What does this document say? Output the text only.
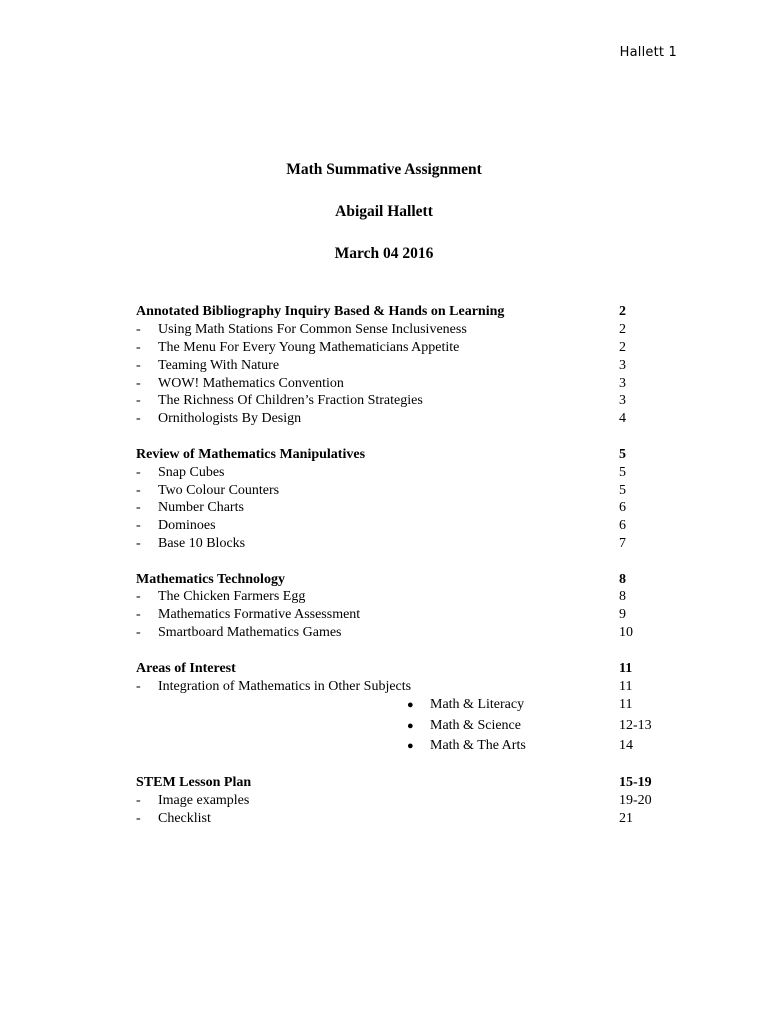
Hallett 1
Math Summative Assignment
Abigail Hallett
March 04 2016
Annotated Bibliography Inquiry Based & Hands on Learning	2
- Using Math Stations For Common Sense Inclusiveness	2
- The Menu For Every Young Mathematicians Appetite	2
- Teaming With Nature	3
- WOW! Mathematics Convention	3
- The Richness Of Children’s Fraction Strategies	3
- Ornithologists By Design	4
Review of Mathematics Manipulatives	5
- Snap Cubes	5
- Two Colour Counters	5
- Number Charts	6
- Dominoes	6
- Base 10 Blocks	7
Mathematics Technology	8
- The Chicken Farmers Egg	8
- Mathematics Formative Assessment	9
- Smartboard Mathematics Games	10
Areas of Interest	11
- Integration of Mathematics in Other Subjects	11
● Math & Literacy	11
● Math & Science	12-13
● Math & The Arts	14
STEM Lesson Plan	15-19
- Image examples	19-20
- Checklist	21
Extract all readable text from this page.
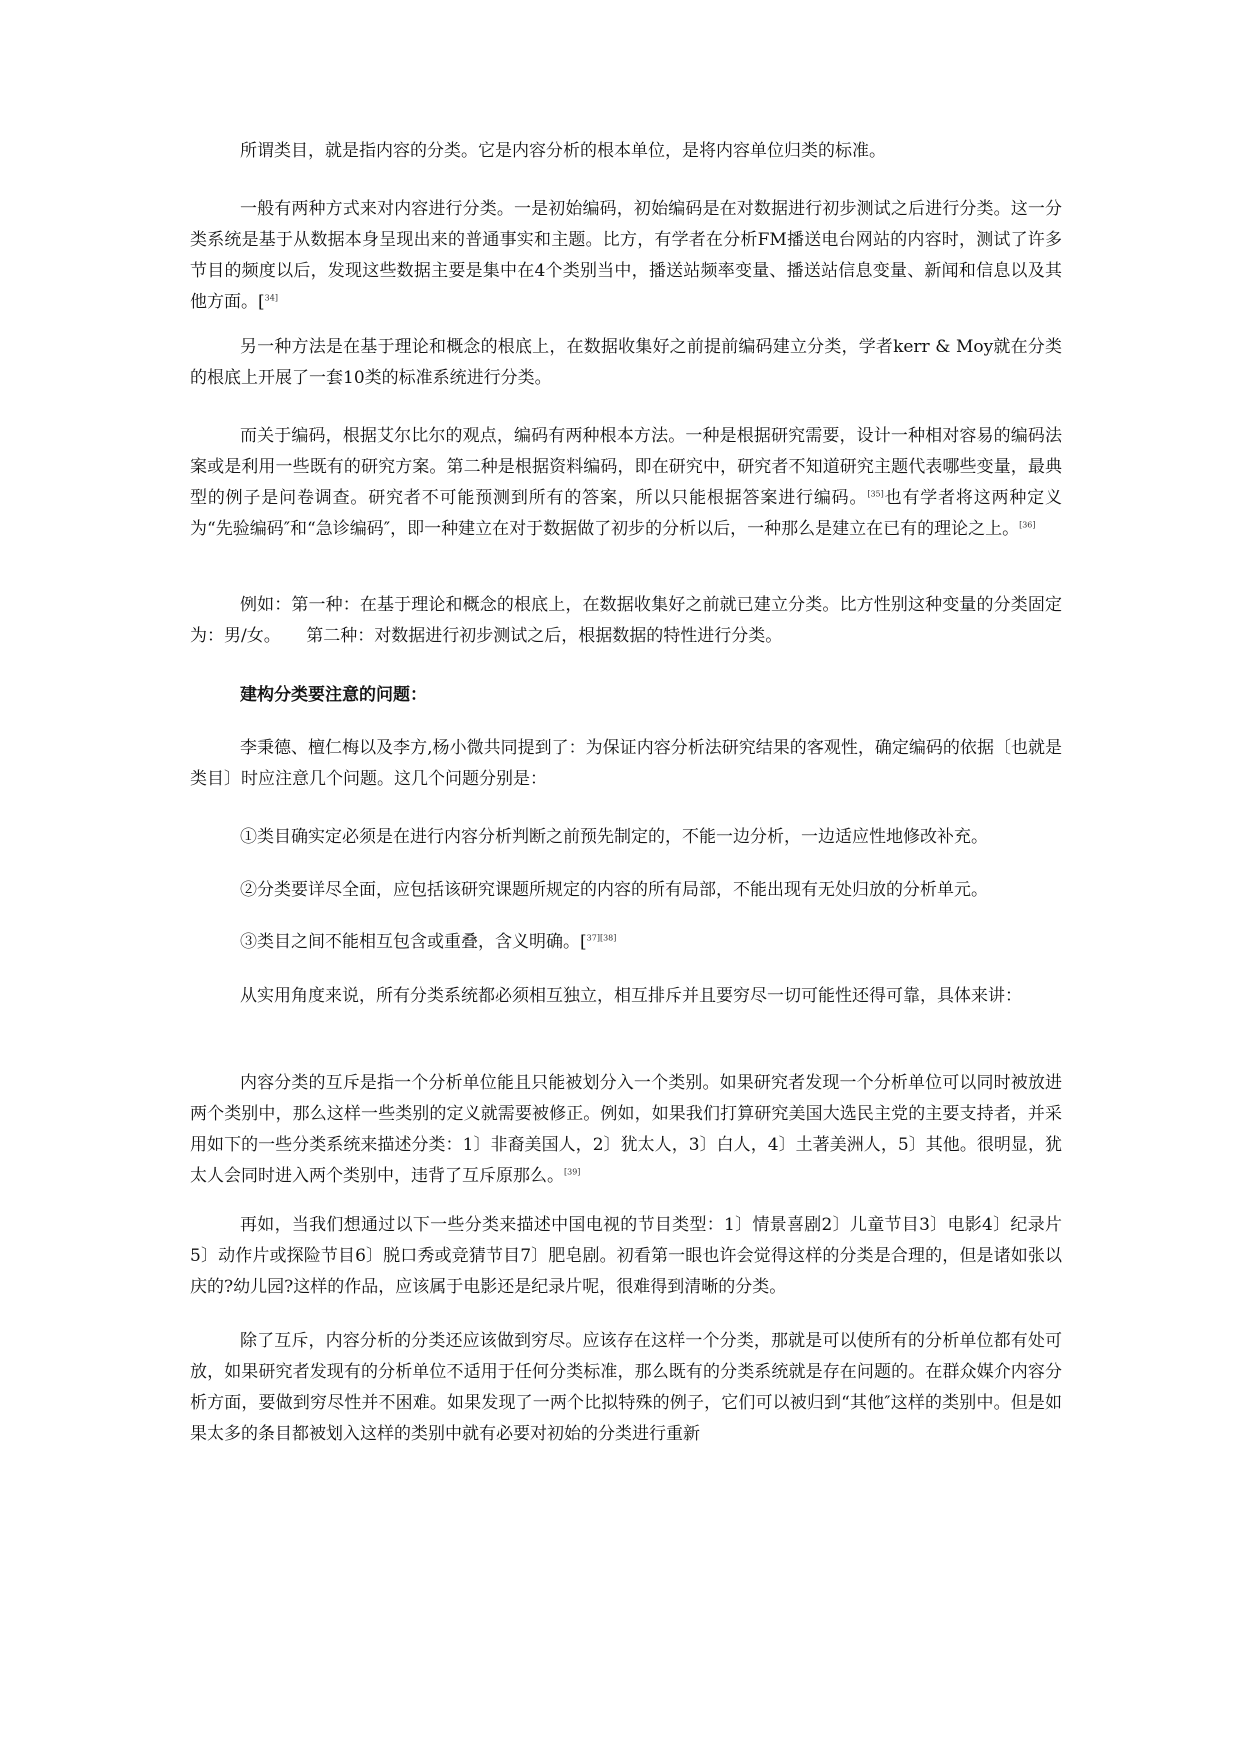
所谓类目，就是指内容的分类。它是内容分析的根本单位，是将内容单位归类的标准。

一般有两种方式来对内容进行分类。一是初始编码，初始编码是在对数据进行初步测试之后进行分类。这一分类系统是基于从数据本身呈现出来的普通事实和主题。比方，有学者在分析FM播送电台网站的内容时，测试了许多节目的频度以后，发现这些数据主要是集中在4个类别当中，播送站频率变量、播送站信息变量、新闻和信息以及其他方面。[$^{34]}$

另一种方法是在基于理论和概念的根底上，在数据收集好之前提前编码建立分类，学者kerr & Moy就在分类的根底上开展了一套10类的标准系统进行分类。

而关于编码，根据艾尔比尔的观点，编码有两种根本方法。一种是根据研究需要，设计一种相对容易的编码法案或是利用一些既有的研究方案。第二种是根据资料编码，即在研究中，研究者不知道研究主题代表哪些变量，最典型的例子是问卷调查。研究者不可能预测到所有的答案，所以只能根据答案进行编码。[35]也有学者将这两种定义为“先验编码″和“急诊编码″，即一种建立在对于数据做了初步的分析以后，一种那么是建立在已有的理论之上。[36]

例如：第一种：在基于理论和概念的根底上，在数据收集好之前就已建立分类。比方性别这种变量的分类固定为：男/女。　　第二种：对数据进行初步测试之后，根据数据的特性进行分类。

建构分类要注意的问题：

李秉德、檀仁梅以及李方,杨小微共同提到了：为保证内容分析法研究结果的客观性，确定编码的依据〔也就是类目〕时应注意几个问题。这几个问题分别是：

①类目确实定必须是在进行内容分析判断之前预先制定的，不能一边分析，一边适应性地修改补充。

②分类要详尽全面，应包括该研究课题所规定的内容的所有局部，不能出现有无处归放的分析单元。

③类目之间不能相互包含或重叠，含义明确。[$^{37][38]}$

从实用角度来说，所有分类系统都必须相互独立，相互排斥并且要穷尽一切可能性还得可靠，具体来讲：

内容分类的互斥是指一个分析单位能且只能被划分入一个类别。如果研究者发现一个分析单位可以同时被放进两个类别中，那么这样一些类别的定义就需要被修正。例如，如果我们打算研究美国大选民主党的主要支持者，并采用如下的一些分类系统来描述分类：1〕非裔美国人，2〕犹太人，3〕白人，4〕土著美洲人，5〕其他。很明显，犹太人会同时进入两个类别中，违背了互斥原那么。[39]

再如，当我们想通过以下一些分类来描述中国电视的节目类型：1〕情景喜剧2〕儿童节目3〕电影4〕纪录片5〕动作片或探险节目6〕脱口秀或竞猜节目7〕肥皂剧。初看第一眼也许会觉得这样的分类是合理的，但是诸如张以庆的?幼儿园?这样的作品，应该属于电影还是纪录片呢，很难得到清晰的分类。

除了互斥，内容分析的分类还应该做到穷尽。应该存在这样一个分类，那就是可以使所有的分析单位都有处可放，如果研究者发现有的分析单位不适用于任何分类标准，那么既有的分类系统就是存在问题的。在群众媒介内容分析方面，要做到穷尽性并不困难。如果发现了一两个比拟特殊的例子，它们可以被归到“其他″这样的类别中。但是如果太多的条目都被划入这样的类别中就有必要对初始的分类进行重新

***

PROBLEM STATEMENT:
Set down exactly, from the line that contains "Extract all readable text from this page." through the last line of the data, each line as it stands, and leave the pictures out.

WRITTEN ANSWER:
Extract all readable text from this page.
所谓类目，就是指内容的分类。它是内容分析的根本单位，是将内容单位归类的标准。

一般有两种方式来对内容进行分类。一是初始编码，初始编码是在对数据进行初步测试之后进行分类。这一分类系统是基于从数据本身呈现出来的普通事实和主题。比方，有学者在分析FM播送电台网站的内容时，测试了许多节目的频度以后，发现这些数据主要是集中在4个类别当中，播送站频率变量、播送站信息变量、新闻和信息以及其他方面。[$^{34]}$

另一种方法是在基于理论和概念的根底上，在数据收集好之前提前编码建立分类，学者kerr & Moy就在分类的根底上开展了一套10类的标准系统进行分类。

而关于编码，根据艾尔比尔的观点，编码有两种根本方法。一种是根据研究需要，设计一种相对容易的编码法案或是利用一些既有的研究方案。第二种是根据资料编码，即在研究中，研究者不知道研究主题代表哪些变量，最典型的例子是问卷调查。研究者不可能预测到所有的答案，所以只能根据答案进行编码。[35]也有学者将这两种定义为“先验编码″和“急诊编码″，即一种建立在对于数据做了初步的分析以后，一种那么是建立在已有的理论之上。[36]

例如：第一种：在基于理论和概念的根底上，在数据收集好之前就已建立分类。比方性别这种变量的分类固定为：男/女。　　第二种：对数据进行初步测试之后，根据数据的特性进行分类。

建构分类要注意的问题：

李秉德、檀仁梅以及李方,杨小微共同提到了：为保证内容分析法研究结果的客观性，确定编码的依据〔也就是类目〕时应注意几个问题。这几个问题分别是：

①类目确实定必须是在进行内容分析判断之前预先制定的，不能一边分析，一边适应性地修改补充。

②分类要详尽全面，应包括该研究课题所规定的内容的所有局部，不能出现有无处归放的分析单元。

③类目之间不能相互包含或重叠，含义明确。[$^{37][38]}$

从实用角度来说，所有分类系统都必须相互独立，相互排斥并且要穷尽一切可能性还得可靠，具体来讲：

内容分类的互斥是指一个分析单位能且只能被划分入一个类别。如果研究者发现一个分析单位可以同时被放进两个类别中，那么这样一些类别的定义就需要被修正。例如，如果我们打算研究美国大选民主党的主要支持者，并采用如下的一些分类系统来描述分类：1〕非裔美国人，2〕犹太人，3〕白人，4〕土著美洲人，5〕其他。很明显，犹太人会同时进入两个类别中，违背了互斥原那么。[39]

再如，当我们想通过以下一些分类来描述中国电视的节目类型：1〕情景喜剧2〕儿童节目3〕电影4〕纪录片5〕动作片或探险节目6〕脱口秀或竞猜节目7〕肥皂剧。初看第一眼也许会觉得这样的分类是合理的，但是诸如张以庆的?幼儿园?这样的作品，应该属于电影还是纪录片呢，很难得到清晰的分类。

除了互斥，内容分析的分类还应该做到穷尽。应该存在这样一个分类，那就是可以使所有的分析单位都有处可放，如果研究者发现有的分析单位不适用于任何分类标准，那么既有的分类系统就是存在问题的。在群众媒介内容分析方面，要做到穷尽性并不困难。如果发现了一两个比拟特殊的例子，它们可以被归到“其他″这样的类别中。但是如果太多的条目都被划入这样的类别中就有必要对初始的分类进行重新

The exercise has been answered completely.